EXERCISE TASK:
Wherever the string "Shock" shows up in a line, count that line. Give the total alone.

Dataset entries
════════════════

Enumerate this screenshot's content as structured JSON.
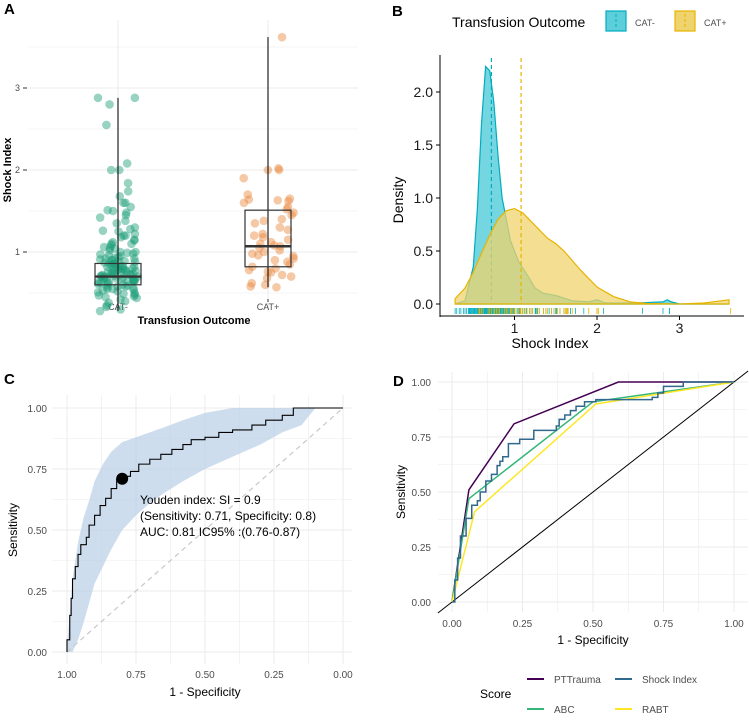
{
  "panel_labels": [
    "A",
    "B",
    "C",
    "D"
  ],
  "chart_data": [
    {
      "panel": "A",
      "type": "box_jitter",
      "xlabel": "Transfusion Outcome",
      "ylabel": "Shock Index",
      "categories": [
        "CAT-",
        "CAT+"
      ],
      "yticks": [
        1,
        2,
        3
      ],
      "ylim": [
        0.2,
        3.8
      ],
      "grid": true,
      "colors": {
        "CAT-": "#1b9e77",
        "CAT+": "#e8843a"
      },
      "boxes": [
        {
          "category": "CAT-",
          "min": 0.28,
          "q1": 0.6,
          "median": 0.7,
          "q3": 0.86,
          "max": 2.88
        },
        {
          "category": "CAT+",
          "min": 0.57,
          "q1": 0.82,
          "median": 1.07,
          "q3": 1.51,
          "max": 3.62
        }
      ],
      "points": {
        "CAT-": [
          2.88,
          2.88,
          2.8,
          2.55,
          2.08,
          2.0,
          2.0,
          1.84,
          1.74,
          1.68,
          1.6,
          1.6,
          1.55,
          1.51,
          1.5,
          1.48,
          1.45,
          1.42,
          1.38,
          1.35,
          1.3,
          1.28,
          1.26,
          1.25,
          1.22,
          1.2,
          1.2,
          1.18,
          1.15,
          1.14,
          1.12,
          1.1,
          1.1,
          1.08,
          1.06,
          1.05,
          1.04,
          1.02,
          1.0,
          1.0,
          0.99,
          0.98,
          0.97,
          0.96,
          0.95,
          0.94,
          0.93,
          0.92,
          0.92,
          0.91,
          0.9,
          0.9,
          0.89,
          0.88,
          0.88,
          0.87,
          0.86,
          0.86,
          0.85,
          0.85,
          0.84,
          0.83,
          0.83,
          0.82,
          0.82,
          0.81,
          0.8,
          0.8,
          0.79,
          0.79,
          0.78,
          0.78,
          0.77,
          0.77,
          0.76,
          0.76,
          0.75,
          0.75,
          0.74,
          0.74,
          0.73,
          0.73,
          0.72,
          0.72,
          0.71,
          0.71,
          0.7,
          0.7,
          0.7,
          0.69,
          0.69,
          0.68,
          0.68,
          0.67,
          0.67,
          0.66,
          0.66,
          0.65,
          0.65,
          0.64,
          0.64,
          0.63,
          0.63,
          0.62,
          0.62,
          0.61,
          0.6,
          0.6,
          0.59,
          0.58,
          0.58,
          0.57,
          0.56,
          0.55,
          0.55,
          0.54,
          0.53,
          0.52,
          0.51,
          0.5,
          0.49,
          0.48,
          0.47,
          0.46,
          0.45,
          0.44,
          0.42,
          0.4,
          0.38,
          0.35,
          0.33,
          0.3,
          0.28
        ],
        "CAT+": [
          3.62,
          2.02,
          2.0,
          2.0,
          1.9,
          1.7,
          1.65,
          1.64,
          1.63,
          1.62,
          1.6,
          1.55,
          1.52,
          1.48,
          1.45,
          1.4,
          1.38,
          1.35,
          1.3,
          1.27,
          1.22,
          1.2,
          1.18,
          1.15,
          1.12,
          1.1,
          1.08,
          1.07,
          1.05,
          1.02,
          1.0,
          0.98,
          0.96,
          0.95,
          0.92,
          0.9,
          0.88,
          0.85,
          0.82,
          0.8,
          0.78,
          0.76,
          0.75,
          0.72,
          0.7,
          0.68,
          0.62,
          0.6,
          0.58,
          0.57
        ]
      }
    },
    {
      "panel": "B",
      "type": "area",
      "xlabel": "Shock Index",
      "ylabel": "Density",
      "legend_title": "Transfusion Outcome",
      "legend_position": "top",
      "xticks": [
        1,
        2,
        3
      ],
      "yticks": [
        "0.0",
        "0.5",
        "1.0",
        "1.5",
        "2.0"
      ],
      "xlim": [
        0.28,
        3.6
      ],
      "ylim": [
        0,
        2.3
      ],
      "series": [
        {
          "name": "CAT-",
          "color": "#00adbf",
          "fill": "#5ccfda",
          "mean": 0.72,
          "x": [
            0.28,
            0.4,
            0.5,
            0.55,
            0.6,
            0.65,
            0.7,
            0.75,
            0.8,
            0.85,
            0.95,
            1.05,
            1.15,
            1.25,
            1.35,
            1.5,
            1.7,
            1.9,
            2.0,
            2.1,
            2.5,
            2.8,
            2.85,
            2.9,
            3.0,
            3.6
          ],
          "y": [
            0,
            0.03,
            0.35,
            0.9,
            1.7,
            2.24,
            2.2,
            1.9,
            1.4,
            1.0,
            0.6,
            0.4,
            0.28,
            0.15,
            0.1,
            0.08,
            0.03,
            0.02,
            0.04,
            0.01,
            0.01,
            0.02,
            0.04,
            0.02,
            0,
            0
          ]
        },
        {
          "name": "CAT+",
          "color": "#e6b400",
          "fill": "#efd36c",
          "mean": 1.08,
          "x": [
            0.28,
            0.4,
            0.5,
            0.6,
            0.7,
            0.8,
            0.9,
            1.0,
            1.1,
            1.2,
            1.4,
            1.5,
            1.6,
            1.8,
            2.0,
            2.2,
            2.4,
            2.6,
            3.0,
            3.3,
            3.6
          ],
          "y": [
            0.05,
            0.15,
            0.3,
            0.48,
            0.65,
            0.8,
            0.88,
            0.9,
            0.86,
            0.78,
            0.62,
            0.57,
            0.5,
            0.32,
            0.16,
            0.07,
            0.02,
            0.005,
            0,
            0.01,
            0.04
          ]
        }
      ]
    },
    {
      "panel": "C",
      "type": "line",
      "xlabel": "1 - Specificity",
      "ylabel": "Sensitivity",
      "xreversed": true,
      "xticks": [
        "1.00",
        "0.75",
        "0.50",
        "0.25",
        "0.00"
      ],
      "yticks": [
        "0.00",
        "0.25",
        "0.50",
        "0.75",
        "1.00"
      ],
      "xlim": [
        1,
        0
      ],
      "ylim": [
        0,
        1
      ],
      "grid": true,
      "roc": {
        "specificity": [
          1,
          0.99,
          0.985,
          0.98,
          0.97,
          0.96,
          0.95,
          0.93,
          0.92,
          0.9,
          0.88,
          0.86,
          0.84,
          0.82,
          0.8,
          0.77,
          0.74,
          0.7,
          0.66,
          0.62,
          0.58,
          0.55,
          0.5,
          0.45,
          0.4,
          0.33,
          0.28,
          0.22,
          0.18,
          0.15,
          0.1,
          0
        ],
        "sensitivity": [
          0,
          0.05,
          0.15,
          0.22,
          0.3,
          0.35,
          0.4,
          0.44,
          0.47,
          0.52,
          0.56,
          0.6,
          0.63,
          0.67,
          0.71,
          0.72,
          0.74,
          0.77,
          0.79,
          0.81,
          0.83,
          0.85,
          0.87,
          0.88,
          0.9,
          0.91,
          0.93,
          0.95,
          0.97,
          1.0,
          1.0,
          1.0
        ]
      },
      "ci_lower": [
        0,
        0.0,
        0.05,
        0.12,
        0.2,
        0.28,
        0.35,
        0.42,
        0.5,
        0.56,
        0.61,
        0.65,
        0.7,
        0.75,
        0.8,
        0.85,
        0.9,
        0.93,
        1.0
      ],
      "ci_upper": [
        0.02,
        0.3,
        0.45,
        0.55,
        0.62,
        0.7,
        0.77,
        0.82,
        0.86,
        0.88,
        0.9,
        0.92,
        0.95,
        0.98,
        1.0,
        1.0,
        1.0,
        1.0,
        1.0
      ],
      "ci_specificity": [
        1,
        0.98,
        0.96,
        0.94,
        0.92,
        0.9,
        0.87,
        0.84,
        0.8,
        0.75,
        0.7,
        0.65,
        0.58,
        0.5,
        0.4,
        0.3,
        0.22,
        0.15,
        0.1
      ],
      "ci_color": "#b9cfe6",
      "youden": {
        "specificity": 0.8,
        "sensitivity": 0.71
      },
      "annotation": [
        "Youden index: SI = 0.9",
        "(Sensitivity: 0.71, Specificity: 0.8)",
        "AUC: 0.81 IC95% :(0.76-0.87)"
      ]
    },
    {
      "panel": "D",
      "type": "line",
      "xlabel": "1 - Specificity",
      "ylabel": "Sensitivity",
      "legend_title": "Score",
      "legend_position": "bottom",
      "xticks": [
        "0.00",
        "0.25",
        "0.50",
        "0.75",
        "1.00"
      ],
      "yticks": [
        "0.00",
        "0.25",
        "0.50",
        "0.75",
        "1.00"
      ],
      "xlim": [
        0,
        1
      ],
      "ylim": [
        0,
        1
      ],
      "grid": true,
      "series": [
        {
          "name": "PTTrauma",
          "color": "#440154",
          "x": [
            0,
            0.06,
            0.22,
            0.59,
            0.82,
            1
          ],
          "y": [
            0,
            0.51,
            0.81,
            1,
            1,
            1
          ]
        },
        {
          "name": "Shock Index",
          "color": "#31688e",
          "step": true,
          "x": [
            0,
            0.01,
            0.02,
            0.03,
            0.05,
            0.07,
            0.09,
            0.1,
            0.12,
            0.14,
            0.16,
            0.17,
            0.18,
            0.2,
            0.24,
            0.29,
            0.37,
            0.38,
            0.4,
            0.42,
            0.44,
            0.47,
            0.51,
            0.71,
            0.73,
            0.75,
            0.82,
            1
          ],
          "y": [
            0,
            0.1,
            0.2,
            0.3,
            0.38,
            0.44,
            0.46,
            0.5,
            0.55,
            0.58,
            0.62,
            0.64,
            0.66,
            0.72,
            0.74,
            0.78,
            0.8,
            0.83,
            0.85,
            0.87,
            0.89,
            0.91,
            0.92,
            0.93,
            0.95,
            0.98,
            1,
            1
          ]
        },
        {
          "name": "ABC",
          "color": "#35b779",
          "x": [
            0,
            0.06,
            0.5,
            1
          ],
          "y": [
            0,
            0.47,
            0.91,
            1
          ]
        },
        {
          "name": "RABT",
          "color": "#fde725",
          "x": [
            0,
            0.08,
            0.51,
            1
          ],
          "y": [
            0,
            0.41,
            0.9,
            1
          ]
        }
      ]
    }
  ]
}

════════════════

TASK OUTPUT:
3